What needs to be done:
How many lines in these records hold the string "Remove"? State only that number.

Stored rows:
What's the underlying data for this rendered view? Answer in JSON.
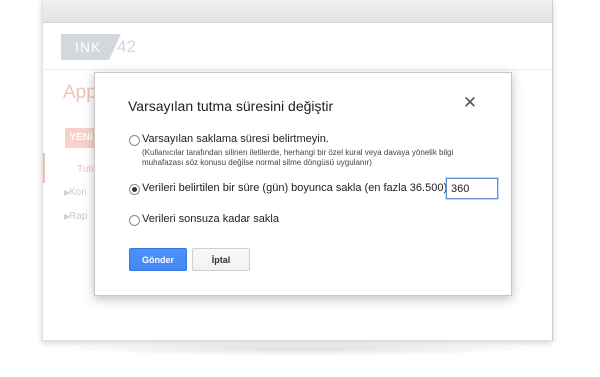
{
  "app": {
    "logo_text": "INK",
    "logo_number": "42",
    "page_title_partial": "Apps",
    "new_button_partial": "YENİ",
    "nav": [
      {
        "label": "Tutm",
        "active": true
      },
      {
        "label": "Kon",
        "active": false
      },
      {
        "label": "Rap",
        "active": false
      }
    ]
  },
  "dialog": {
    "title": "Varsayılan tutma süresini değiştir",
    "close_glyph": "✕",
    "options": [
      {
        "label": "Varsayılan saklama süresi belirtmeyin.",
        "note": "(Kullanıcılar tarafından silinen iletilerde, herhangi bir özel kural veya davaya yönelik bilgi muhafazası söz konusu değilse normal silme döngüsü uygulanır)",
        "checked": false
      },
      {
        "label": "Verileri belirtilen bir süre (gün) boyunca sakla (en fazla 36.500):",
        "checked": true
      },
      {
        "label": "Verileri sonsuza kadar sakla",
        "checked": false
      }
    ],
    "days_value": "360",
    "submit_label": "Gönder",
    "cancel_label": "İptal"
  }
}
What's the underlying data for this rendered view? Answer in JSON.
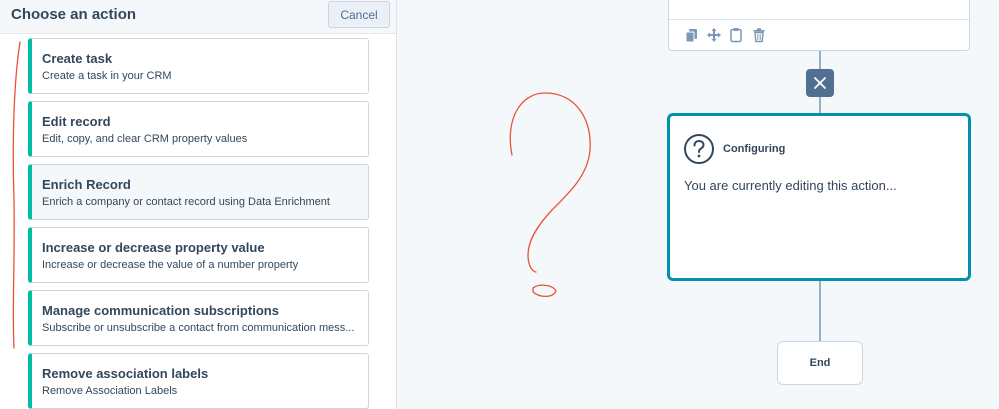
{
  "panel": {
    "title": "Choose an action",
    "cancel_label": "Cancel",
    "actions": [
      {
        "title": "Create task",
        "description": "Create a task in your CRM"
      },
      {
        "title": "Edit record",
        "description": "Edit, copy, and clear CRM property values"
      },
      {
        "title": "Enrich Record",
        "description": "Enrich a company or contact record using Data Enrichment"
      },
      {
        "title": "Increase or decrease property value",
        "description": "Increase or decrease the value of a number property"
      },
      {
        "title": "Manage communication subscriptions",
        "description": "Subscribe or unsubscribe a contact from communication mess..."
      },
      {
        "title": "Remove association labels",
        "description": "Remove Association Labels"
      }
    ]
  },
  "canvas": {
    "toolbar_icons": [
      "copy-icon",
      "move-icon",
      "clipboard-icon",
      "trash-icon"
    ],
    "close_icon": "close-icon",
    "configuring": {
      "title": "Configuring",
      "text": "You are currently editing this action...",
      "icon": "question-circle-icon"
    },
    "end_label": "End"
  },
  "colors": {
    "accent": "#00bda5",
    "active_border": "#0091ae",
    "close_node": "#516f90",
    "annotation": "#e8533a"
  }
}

Expected answer:
2